- _Your goal_
The records below must be written out exactly, with every picture left behind.

- _Dataset records_

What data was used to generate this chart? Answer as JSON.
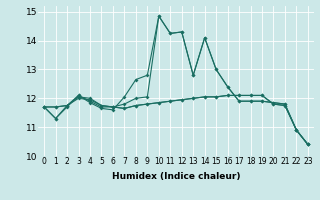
{
  "xlabel": "Humidex (Indice chaleur)",
  "ylabel": "",
  "xlim": [
    -0.5,
    23.5
  ],
  "ylim": [
    10,
    15.2
  ],
  "yticks": [
    10,
    11,
    12,
    13,
    14,
    15
  ],
  "xticks": [
    0,
    1,
    2,
    3,
    4,
    5,
    6,
    7,
    8,
    9,
    10,
    11,
    12,
    13,
    14,
    15,
    16,
    17,
    18,
    19,
    20,
    21,
    22,
    23
  ],
  "bg_color": "#cce8e8",
  "line_color": "#1a6e62",
  "grid_color": "#ffffff",
  "lines": [
    [
      11.7,
      11.3,
      11.7,
      12.1,
      11.9,
      11.7,
      11.7,
      11.8,
      12.0,
      12.05,
      14.85,
      14.25,
      14.3,
      12.8,
      14.1,
      13.0,
      12.4,
      11.9,
      11.9,
      11.9,
      11.85,
      11.8,
      10.9,
      10.4
    ],
    [
      11.7,
      11.7,
      11.75,
      12.0,
      11.95,
      11.75,
      11.7,
      11.65,
      11.75,
      11.8,
      11.85,
      11.9,
      11.95,
      12.0,
      12.05,
      12.05,
      12.1,
      12.1,
      12.1,
      12.1,
      11.8,
      11.75,
      10.9,
      10.4
    ],
    [
      11.7,
      11.3,
      11.75,
      12.1,
      11.85,
      11.65,
      11.6,
      12.05,
      12.65,
      12.8,
      14.85,
      14.25,
      14.3,
      12.8,
      14.1,
      13.0,
      12.4,
      11.9,
      11.9,
      11.9,
      11.85,
      11.8,
      10.9,
      10.4
    ],
    [
      11.7,
      11.7,
      11.75,
      12.05,
      12.0,
      11.75,
      11.7,
      11.65,
      11.75,
      11.8,
      11.85,
      11.9,
      11.95,
      12.0,
      12.05,
      12.05,
      12.1,
      12.1,
      12.1,
      12.1,
      11.8,
      11.75,
      10.9,
      10.4
    ]
  ]
}
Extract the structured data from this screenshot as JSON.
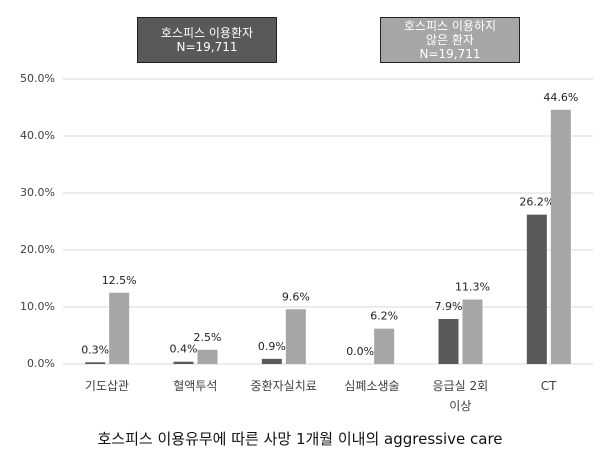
{
  "chart_data": {
    "type": "bar",
    "title": "호스피스 이용유무에 따른 사망 1개월 이내의 aggressive care",
    "categories": [
      "기도삽관",
      "혈액투석",
      "중환자실치료",
      "심폐소생술",
      "응급실  2회\n이상",
      "CT"
    ],
    "series": [
      {
        "name": "호스피스 이용환자\nN=19,711",
        "color": "#595959",
        "values": [
          0.3,
          0.4,
          0.9,
          0.0,
          7.9,
          26.2
        ],
        "value_labels": [
          "0.3%",
          "0.4%",
          "0.9%",
          "0.0%",
          "7.9%",
          "26.2%"
        ]
      },
      {
        "name": "호스피스 이용하지\n않은 환자\nN=19,711",
        "color": "#a6a6a6",
        "values": [
          12.5,
          2.5,
          9.6,
          6.2,
          11.3,
          44.6
        ],
        "value_labels": [
          "12.5%",
          "2.5%",
          "9.6%",
          "6.2%",
          "11.3%",
          "44.6%"
        ]
      }
    ],
    "ylim": [
      0,
      50
    ],
    "yticks": [
      {
        "value": 0,
        "label": "0.0%"
      },
      {
        "value": 10,
        "label": "10.0%"
      },
      {
        "value": 20,
        "label": "20.0%"
      },
      {
        "value": 30,
        "label": "30.0%"
      },
      {
        "value": 40,
        "label": "40.0%"
      },
      {
        "value": 50,
        "label": "50.0%"
      }
    ],
    "grid": true
  }
}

- _Task answer_
What data was used to generate this chart? Answer as JSON.
{
  "xlabel": "Humidex (Indice chaleur)",
  "ylabel": "",
  "xlim": [
    -0.5,
    23.5
  ],
  "ylim": [
    10,
    15.2
  ],
  "yticks": [
    10,
    11,
    12,
    13,
    14,
    15
  ],
  "xticks": [
    0,
    1,
    2,
    3,
    4,
    5,
    6,
    7,
    8,
    9,
    10,
    11,
    12,
    13,
    14,
    15,
    16,
    17,
    18,
    19,
    20,
    21,
    22,
    23
  ],
  "bg_color": "#cce8e8",
  "line_color": "#1a6e62",
  "grid_color": "#ffffff",
  "lines": [
    [
      11.7,
      11.3,
      11.7,
      12.1,
      11.9,
      11.7,
      11.7,
      11.8,
      12.0,
      12.05,
      14.85,
      14.25,
      14.3,
      12.8,
      14.1,
      13.0,
      12.4,
      11.9,
      11.9,
      11.9,
      11.85,
      11.8,
      10.9,
      10.4
    ],
    [
      11.7,
      11.7,
      11.75,
      12.0,
      11.95,
      11.75,
      11.7,
      11.65,
      11.75,
      11.8,
      11.85,
      11.9,
      11.95,
      12.0,
      12.05,
      12.05,
      12.1,
      12.1,
      12.1,
      12.1,
      11.8,
      11.75,
      10.9,
      10.4
    ],
    [
      11.7,
      11.3,
      11.75,
      12.1,
      11.85,
      11.65,
      11.6,
      12.05,
      12.65,
      12.8,
      14.85,
      14.25,
      14.3,
      12.8,
      14.1,
      13.0,
      12.4,
      11.9,
      11.9,
      11.9,
      11.85,
      11.8,
      10.9,
      10.4
    ],
    [
      11.7,
      11.7,
      11.75,
      12.05,
      12.0,
      11.75,
      11.7,
      11.65,
      11.75,
      11.8,
      11.85,
      11.9,
      11.95,
      12.0,
      12.05,
      12.05,
      12.1,
      12.1,
      12.1,
      12.1,
      11.8,
      11.75,
      10.9,
      10.4
    ]
  ]
}
Extract the structured data from this screenshot as JSON.
{
  "chart_data": {
    "type": "bar",
    "title": "호스피스 이용유무에 따른 사망 1개월 이내의 aggressive care",
    "categories": [
      "기도삽관",
      "혈액투석",
      "중환자실치료",
      "심폐소생술",
      "응급실  2회\n이상",
      "CT"
    ],
    "series": [
      {
        "name": "호스피스 이용환자\nN=19,711",
        "color": "#595959",
        "values": [
          0.3,
          0.4,
          0.9,
          0.0,
          7.9,
          26.2
        ],
        "value_labels": [
          "0.3%",
          "0.4%",
          "0.9%",
          "0.0%",
          "7.9%",
          "26.2%"
        ]
      },
      {
        "name": "호스피스 이용하지\n않은 환자\nN=19,711",
        "color": "#a6a6a6",
        "values": [
          12.5,
          2.5,
          9.6,
          6.2,
          11.3,
          44.6
        ],
        "value_labels": [
          "12.5%",
          "2.5%",
          "9.6%",
          "6.2%",
          "11.3%",
          "44.6%"
        ]
      }
    ],
    "ylim": [
      0,
      50
    ],
    "yticks": [
      {
        "value": 0,
        "label": "0.0%"
      },
      {
        "value": 10,
        "label": "10.0%"
      },
      {
        "value": 20,
        "label": "20.0%"
      },
      {
        "value": 30,
        "label": "30.0%"
      },
      {
        "value": 40,
        "label": "40.0%"
      },
      {
        "value": 50,
        "label": "50.0%"
      }
    ],
    "grid": true
  }
}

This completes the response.